Your objective:
From the first line to the last, copy the material exactly and leave the pictures out.
************
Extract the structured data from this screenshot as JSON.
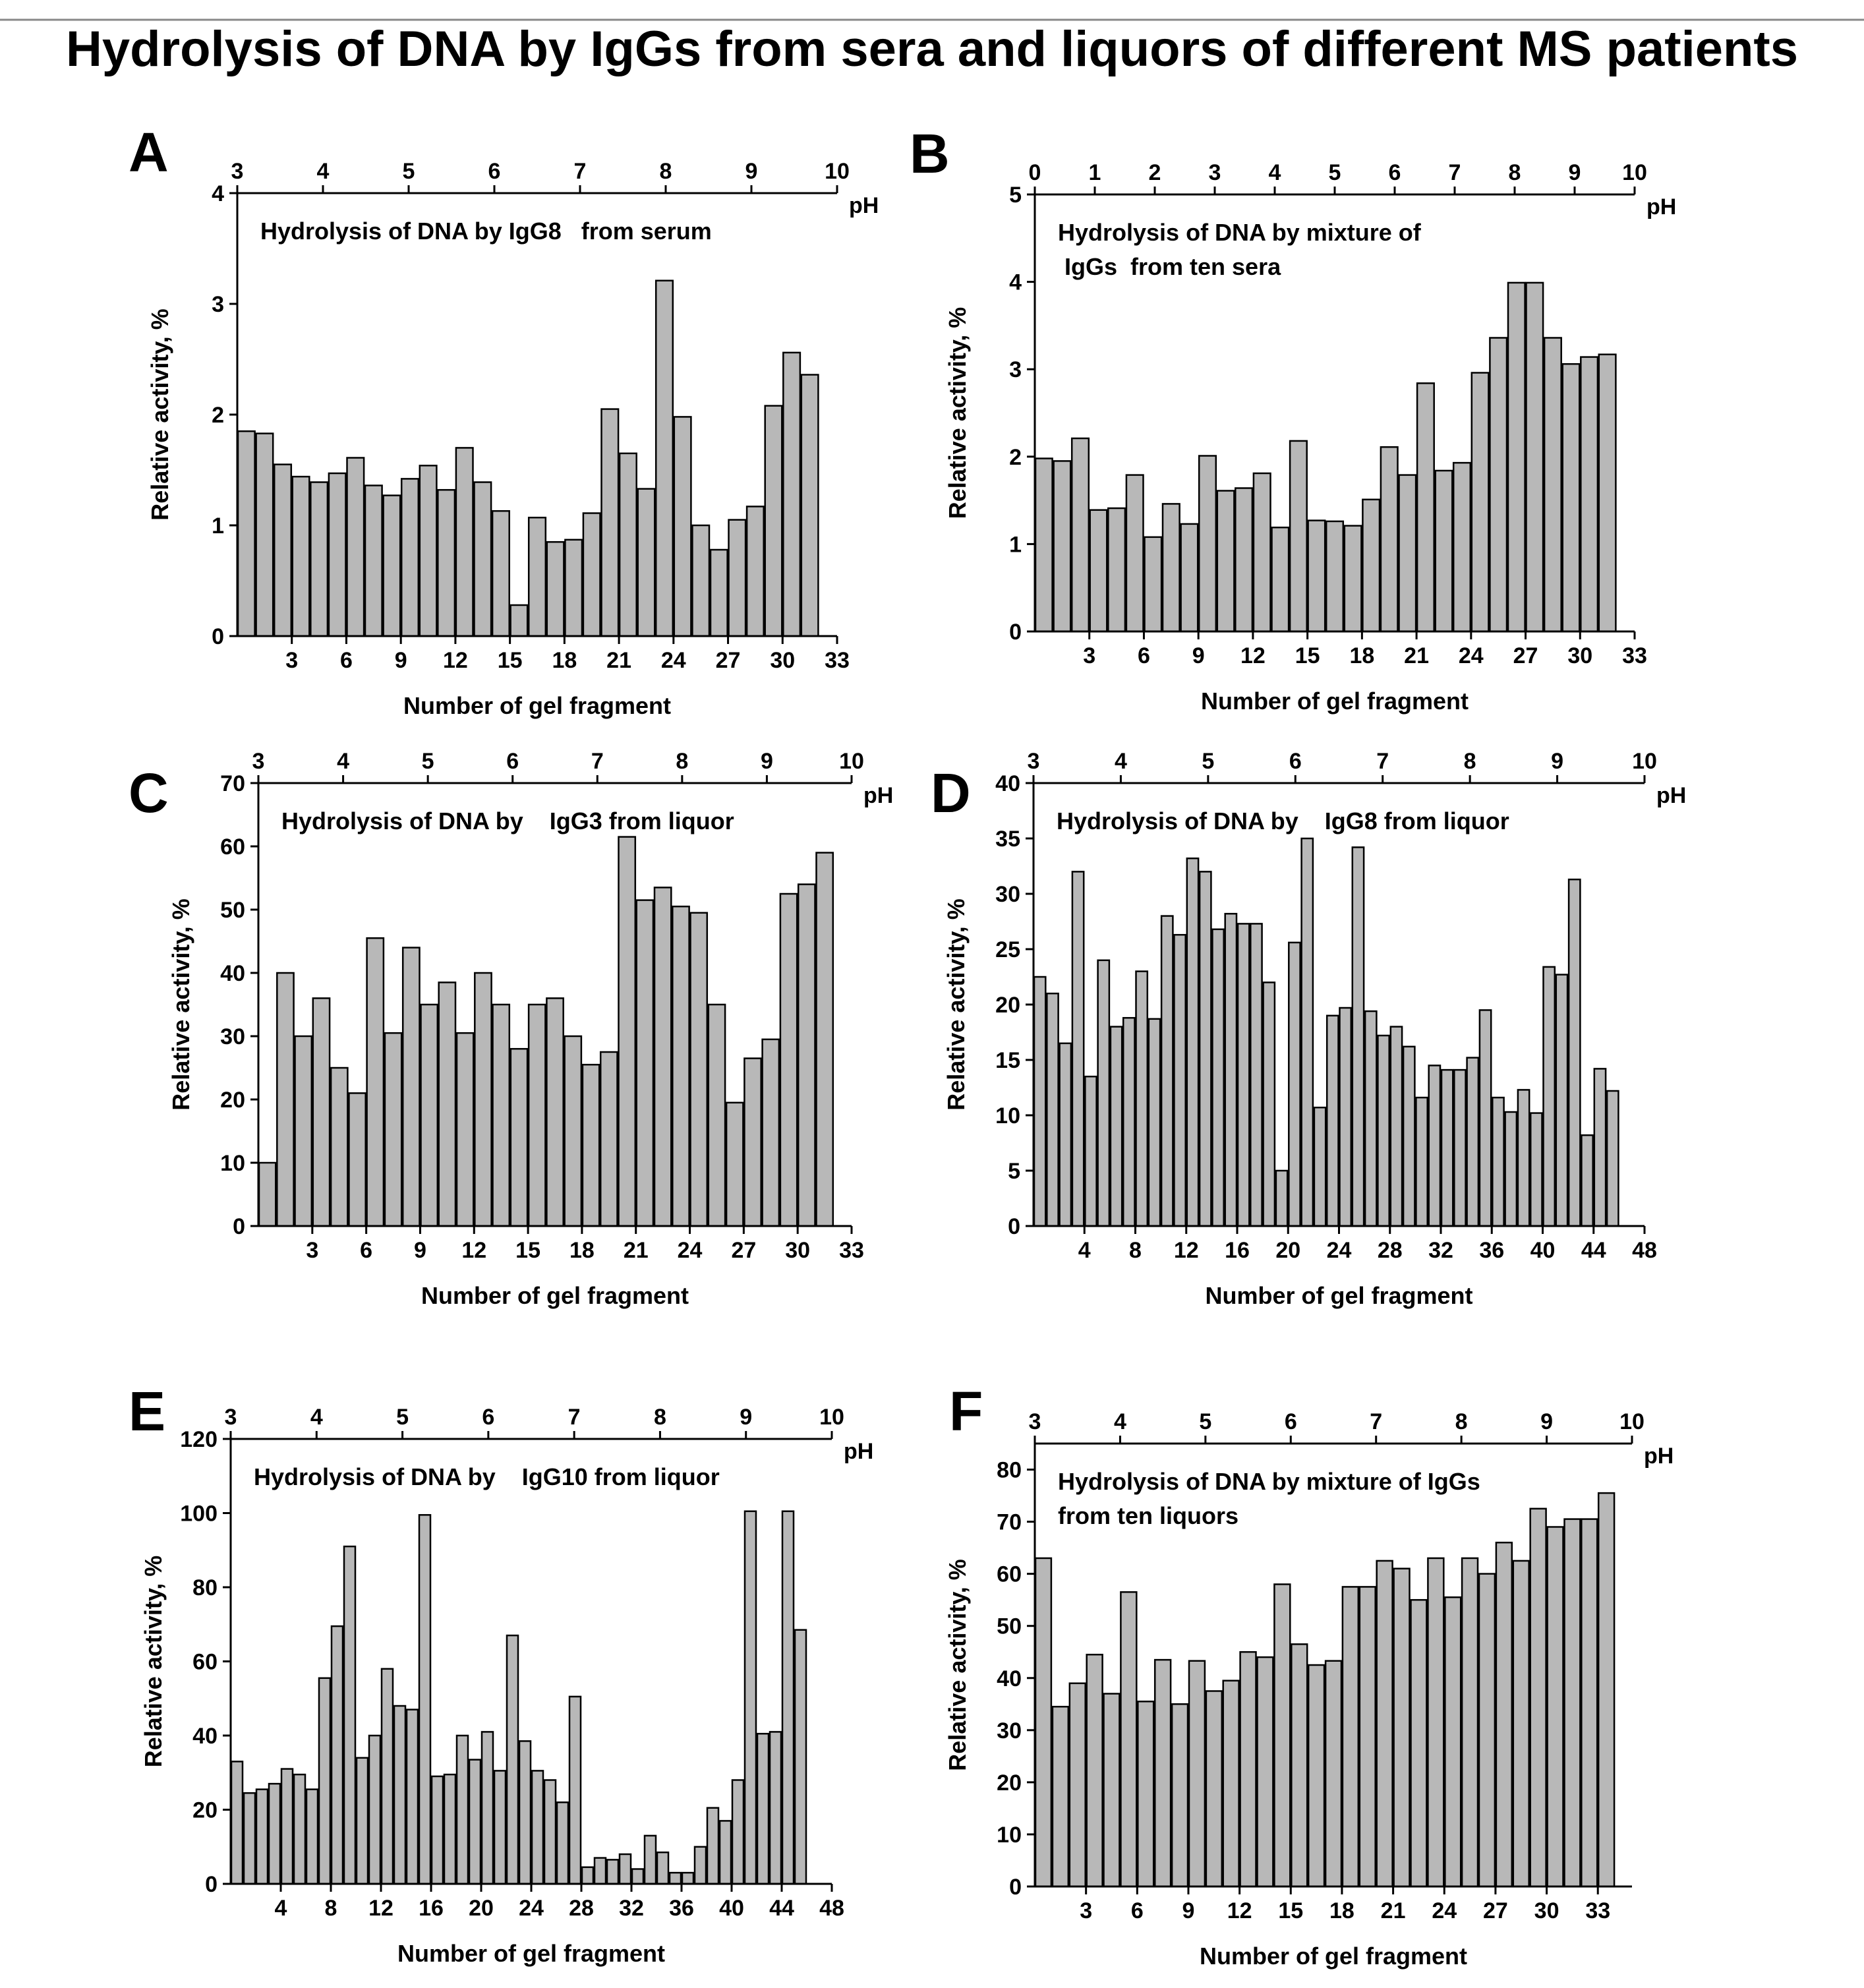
{
  "figure": {
    "title": "Hydrolysis of DNA by IgGs  from sera and liquors of different MS patients",
    "colors": {
      "bar_fill": "#b8b8b8",
      "bar_stroke": "#000000",
      "axis": "#000000",
      "background": "#ffffff"
    }
  },
  "chart_data": [
    {
      "id": "A",
      "type": "bar",
      "letter": "A",
      "title_lines": [
        "Hydrolysis of DNA by IgG8   from serum"
      ],
      "xlabel": "Number of gel fragment",
      "ylabel": "Relative activity, %",
      "xlim": [
        0,
        33
      ],
      "ylim": [
        0,
        4
      ],
      "xticks": [
        3,
        6,
        9,
        12,
        15,
        18,
        21,
        24,
        27,
        30,
        33
      ],
      "yticks": [
        0,
        1,
        2,
        3,
        4
      ],
      "top_axis": {
        "label": "pH",
        "ticks": [
          3,
          4,
          5,
          6,
          7,
          8,
          9,
          10
        ]
      },
      "values": [
        1.85,
        1.83,
        1.55,
        1.44,
        1.39,
        1.47,
        1.61,
        1.36,
        1.27,
        1.42,
        1.54,
        1.32,
        1.7,
        1.39,
        1.13,
        0.28,
        1.07,
        0.85,
        0.87,
        1.11,
        2.05,
        1.65,
        1.33,
        3.21,
        1.98,
        1.0,
        0.78,
        1.05,
        1.17,
        2.08,
        2.56,
        2.36
      ]
    },
    {
      "id": "B",
      "type": "bar",
      "letter": "B",
      "title_lines": [
        "Hydrolysis of DNA by mixture of",
        " IgGs  from ten sera"
      ],
      "xlabel": "Number of gel fragment",
      "ylabel": "Relative activity, %",
      "xlim": [
        0,
        33
      ],
      "ylim": [
        0,
        5
      ],
      "xticks": [
        3,
        6,
        9,
        12,
        15,
        18,
        21,
        24,
        27,
        30,
        33
      ],
      "yticks": [
        0,
        1,
        2,
        3,
        4,
        5
      ],
      "top_axis": {
        "label": "pH",
        "ticks": [
          0,
          1,
          2,
          3,
          4,
          5,
          6,
          7,
          8,
          9,
          10
        ]
      },
      "values": [
        1.98,
        1.95,
        2.21,
        1.39,
        1.41,
        1.79,
        1.08,
        1.46,
        1.23,
        2.01,
        1.61,
        1.64,
        1.81,
        1.19,
        2.18,
        1.27,
        1.26,
        1.21,
        1.51,
        2.11,
        1.79,
        2.84,
        1.84,
        1.93,
        2.96,
        3.36,
        3.99,
        3.99,
        3.36,
        3.06,
        3.14,
        3.17
      ]
    },
    {
      "id": "C",
      "type": "bar",
      "letter": "C",
      "title_lines": [
        "Hydrolysis of DNA by    IgG3 from liquor"
      ],
      "xlabel": "Number of gel fragment",
      "ylabel": "Relative activity, %",
      "xlim": [
        0,
        33
      ],
      "ylim": [
        0,
        70
      ],
      "xticks": [
        3,
        6,
        9,
        12,
        15,
        18,
        21,
        24,
        27,
        30,
        33
      ],
      "yticks": [
        0,
        10,
        20,
        30,
        40,
        50,
        60,
        70
      ],
      "top_axis": {
        "label": "pH",
        "ticks": [
          3,
          4,
          5,
          6,
          7,
          8,
          9,
          10
        ]
      },
      "values": [
        10,
        40,
        30,
        36,
        25,
        21,
        45.5,
        30.5,
        44,
        35,
        38.5,
        30.5,
        40,
        35,
        28,
        35,
        36,
        30,
        25.5,
        27.5,
        61.5,
        51.5,
        53.5,
        50.5,
        49.5,
        35,
        19.5,
        26.5,
        29.5,
        52.5,
        54,
        59
      ]
    },
    {
      "id": "D",
      "type": "bar",
      "letter": "D",
      "title_lines": [
        "Hydrolysis of DNA by    IgG8 from liquor"
      ],
      "xlabel": "Number of gel fragment",
      "ylabel": "Relative activity, %",
      "xlim": [
        0,
        48
      ],
      "ylim": [
        0,
        40
      ],
      "xticks": [
        4,
        8,
        12,
        16,
        20,
        24,
        28,
        32,
        36,
        40,
        44,
        48
      ],
      "yticks": [
        0,
        5,
        10,
        15,
        20,
        25,
        30,
        35,
        40
      ],
      "top_axis": {
        "label": "pH",
        "ticks": [
          3,
          4,
          5,
          6,
          7,
          8,
          9,
          10
        ]
      },
      "values": [
        22.5,
        21,
        16.5,
        32,
        13.5,
        24,
        18,
        18.8,
        23,
        18.7,
        28,
        26.3,
        33.2,
        32,
        26.8,
        28.2,
        27.3,
        27.3,
        22,
        5,
        25.6,
        35,
        10.7,
        19,
        19.7,
        34.2,
        19.4,
        17.2,
        18,
        16.2,
        11.6,
        14.5,
        14.1,
        14.1,
        15.2,
        19.5,
        11.6,
        10.3,
        12.3,
        10.2,
        23.4,
        22.7,
        31.3,
        8.2,
        14.2,
        12.2
      ]
    },
    {
      "id": "E",
      "type": "bar",
      "letter": "E",
      "title_lines": [
        "Hydrolysis of DNA by    IgG10 from liquor"
      ],
      "xlabel": "Number of gel fragment",
      "ylabel": "Relative activity, %",
      "xlim": [
        0,
        48
      ],
      "ylim": [
        0,
        120
      ],
      "xticks": [
        4,
        8,
        12,
        16,
        20,
        24,
        28,
        32,
        36,
        40,
        44,
        48
      ],
      "yticks": [
        0,
        20,
        40,
        60,
        80,
        100,
        120
      ],
      "top_axis": {
        "label": "pH",
        "ticks": [
          3,
          4,
          5,
          6,
          7,
          8,
          9,
          10
        ]
      },
      "values": [
        33,
        24.5,
        25.5,
        27,
        31,
        29.5,
        25.5,
        55.5,
        69.5,
        91,
        34,
        40,
        58,
        48,
        47,
        99.5,
        29,
        29.5,
        40,
        33.5,
        41,
        30.5,
        67,
        38.5,
        30.5,
        28,
        22,
        50.5,
        4.5,
        7,
        6.5,
        8,
        4,
        13,
        8.5,
        3,
        3,
        10,
        20.5,
        17,
        28,
        100.5,
        40.5,
        41,
        100.5,
        68.5
      ]
    },
    {
      "id": "F",
      "type": "bar",
      "letter": "F",
      "title_lines": [
        "Hydrolysis of DNA by mixture of IgGs",
        "from ten liquors"
      ],
      "xlabel": "Number of gel fragment",
      "ylabel": "Relative activity, %",
      "xlim": [
        0,
        35
      ],
      "ylim": [
        0,
        85
      ],
      "xticks": [
        3,
        6,
        9,
        12,
        15,
        18,
        21,
        24,
        27,
        30,
        33
      ],
      "yticks": [
        0,
        10,
        20,
        30,
        40,
        50,
        60,
        70,
        80
      ],
      "top_axis": {
        "label": "pH",
        "ticks": [
          3,
          4,
          5,
          6,
          7,
          8,
          9,
          10
        ]
      },
      "values": [
        63,
        34.5,
        39,
        44.5,
        37,
        56.5,
        35.5,
        43.5,
        35,
        43.3,
        37.5,
        39.5,
        45,
        44,
        58,
        46.5,
        42.5,
        43.3,
        57.5,
        57.5,
        62.5,
        61,
        55,
        63,
        55.5,
        63,
        60,
        66,
        62.5,
        72.5,
        69,
        70.5,
        70.5,
        75.5
      ]
    }
  ]
}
************
Response to this task:
Extract the structured data from this screenshot as JSON.
{
  "figure": {
    "title": "Hydrolysis of DNA by IgGs  from sera and liquors of different MS patients",
    "colors": {
      "bar_fill": "#b8b8b8",
      "bar_stroke": "#000000",
      "axis": "#000000",
      "background": "#ffffff"
    }
  },
  "chart_data": [
    {
      "id": "A",
      "type": "bar",
      "letter": "A",
      "title_lines": [
        "Hydrolysis of DNA by IgG8   from serum"
      ],
      "xlabel": "Number of gel fragment",
      "ylabel": "Relative activity, %",
      "xlim": [
        0,
        33
      ],
      "ylim": [
        0,
        4
      ],
      "xticks": [
        3,
        6,
        9,
        12,
        15,
        18,
        21,
        24,
        27,
        30,
        33
      ],
      "yticks": [
        0,
        1,
        2,
        3,
        4
      ],
      "top_axis": {
        "label": "pH",
        "ticks": [
          3,
          4,
          5,
          6,
          7,
          8,
          9,
          10
        ]
      },
      "values": [
        1.85,
        1.83,
        1.55,
        1.44,
        1.39,
        1.47,
        1.61,
        1.36,
        1.27,
        1.42,
        1.54,
        1.32,
        1.7,
        1.39,
        1.13,
        0.28,
        1.07,
        0.85,
        0.87,
        1.11,
        2.05,
        1.65,
        1.33,
        3.21,
        1.98,
        1.0,
        0.78,
        1.05,
        1.17,
        2.08,
        2.56,
        2.36
      ]
    },
    {
      "id": "B",
      "type": "bar",
      "letter": "B",
      "title_lines": [
        "Hydrolysis of DNA by mixture of",
        " IgGs  from ten sera"
      ],
      "xlabel": "Number of gel fragment",
      "ylabel": "Relative activity, %",
      "xlim": [
        0,
        33
      ],
      "ylim": [
        0,
        5
      ],
      "xticks": [
        3,
        6,
        9,
        12,
        15,
        18,
        21,
        24,
        27,
        30,
        33
      ],
      "yticks": [
        0,
        1,
        2,
        3,
        4,
        5
      ],
      "top_axis": {
        "label": "pH",
        "ticks": [
          0,
          1,
          2,
          3,
          4,
          5,
          6,
          7,
          8,
          9,
          10
        ]
      },
      "values": [
        1.98,
        1.95,
        2.21,
        1.39,
        1.41,
        1.79,
        1.08,
        1.46,
        1.23,
        2.01,
        1.61,
        1.64,
        1.81,
        1.19,
        2.18,
        1.27,
        1.26,
        1.21,
        1.51,
        2.11,
        1.79,
        2.84,
        1.84,
        1.93,
        2.96,
        3.36,
        3.99,
        3.99,
        3.36,
        3.06,
        3.14,
        3.17
      ]
    },
    {
      "id": "C",
      "type": "bar",
      "letter": "C",
      "title_lines": [
        "Hydrolysis of DNA by    IgG3 from liquor"
      ],
      "xlabel": "Number of gel fragment",
      "ylabel": "Relative activity, %",
      "xlim": [
        0,
        33
      ],
      "ylim": [
        0,
        70
      ],
      "xticks": [
        3,
        6,
        9,
        12,
        15,
        18,
        21,
        24,
        27,
        30,
        33
      ],
      "yticks": [
        0,
        10,
        20,
        30,
        40,
        50,
        60,
        70
      ],
      "top_axis": {
        "label": "pH",
        "ticks": [
          3,
          4,
          5,
          6,
          7,
          8,
          9,
          10
        ]
      },
      "values": [
        10,
        40,
        30,
        36,
        25,
        21,
        45.5,
        30.5,
        44,
        35,
        38.5,
        30.5,
        40,
        35,
        28,
        35,
        36,
        30,
        25.5,
        27.5,
        61.5,
        51.5,
        53.5,
        50.5,
        49.5,
        35,
        19.5,
        26.5,
        29.5,
        52.5,
        54,
        59
      ]
    },
    {
      "id": "D",
      "type": "bar",
      "letter": "D",
      "title_lines": [
        "Hydrolysis of DNA by    IgG8 from liquor"
      ],
      "xlabel": "Number of gel fragment",
      "ylabel": "Relative activity, %",
      "xlim": [
        0,
        48
      ],
      "ylim": [
        0,
        40
      ],
      "xticks": [
        4,
        8,
        12,
        16,
        20,
        24,
        28,
        32,
        36,
        40,
        44,
        48
      ],
      "yticks": [
        0,
        5,
        10,
        15,
        20,
        25,
        30,
        35,
        40
      ],
      "top_axis": {
        "label": "pH",
        "ticks": [
          3,
          4,
          5,
          6,
          7,
          8,
          9,
          10
        ]
      },
      "values": [
        22.5,
        21,
        16.5,
        32,
        13.5,
        24,
        18,
        18.8,
        23,
        18.7,
        28,
        26.3,
        33.2,
        32,
        26.8,
        28.2,
        27.3,
        27.3,
        22,
        5,
        25.6,
        35,
        10.7,
        19,
        19.7,
        34.2,
        19.4,
        17.2,
        18,
        16.2,
        11.6,
        14.5,
        14.1,
        14.1,
        15.2,
        19.5,
        11.6,
        10.3,
        12.3,
        10.2,
        23.4,
        22.7,
        31.3,
        8.2,
        14.2,
        12.2
      ]
    },
    {
      "id": "E",
      "type": "bar",
      "letter": "E",
      "title_lines": [
        "Hydrolysis of DNA by    IgG10 from liquor"
      ],
      "xlabel": "Number of gel fragment",
      "ylabel": "Relative activity, %",
      "xlim": [
        0,
        48
      ],
      "ylim": [
        0,
        120
      ],
      "xticks": [
        4,
        8,
        12,
        16,
        20,
        24,
        28,
        32,
        36,
        40,
        44,
        48
      ],
      "yticks": [
        0,
        20,
        40,
        60,
        80,
        100,
        120
      ],
      "top_axis": {
        "label": "pH",
        "ticks": [
          3,
          4,
          5,
          6,
          7,
          8,
          9,
          10
        ]
      },
      "values": [
        33,
        24.5,
        25.5,
        27,
        31,
        29.5,
        25.5,
        55.5,
        69.5,
        91,
        34,
        40,
        58,
        48,
        47,
        99.5,
        29,
        29.5,
        40,
        33.5,
        41,
        30.5,
        67,
        38.5,
        30.5,
        28,
        22,
        50.5,
        4.5,
        7,
        6.5,
        8,
        4,
        13,
        8.5,
        3,
        3,
        10,
        20.5,
        17,
        28,
        100.5,
        40.5,
        41,
        100.5,
        68.5
      ]
    },
    {
      "id": "F",
      "type": "bar",
      "letter": "F",
      "title_lines": [
        "Hydrolysis of DNA by mixture of IgGs",
        "from ten liquors"
      ],
      "xlabel": "Number of gel fragment",
      "ylabel": "Relative activity, %",
      "xlim": [
        0,
        35
      ],
      "ylim": [
        0,
        85
      ],
      "xticks": [
        3,
        6,
        9,
        12,
        15,
        18,
        21,
        24,
        27,
        30,
        33
      ],
      "yticks": [
        0,
        10,
        20,
        30,
        40,
        50,
        60,
        70,
        80
      ],
      "top_axis": {
        "label": "pH",
        "ticks": [
          3,
          4,
          5,
          6,
          7,
          8,
          9,
          10
        ]
      },
      "values": [
        63,
        34.5,
        39,
        44.5,
        37,
        56.5,
        35.5,
        43.5,
        35,
        43.3,
        37.5,
        39.5,
        45,
        44,
        58,
        46.5,
        42.5,
        43.3,
        57.5,
        57.5,
        62.5,
        61,
        55,
        63,
        55.5,
        63,
        60,
        66,
        62.5,
        72.5,
        69,
        70.5,
        70.5,
        75.5
      ]
    }
  ]
}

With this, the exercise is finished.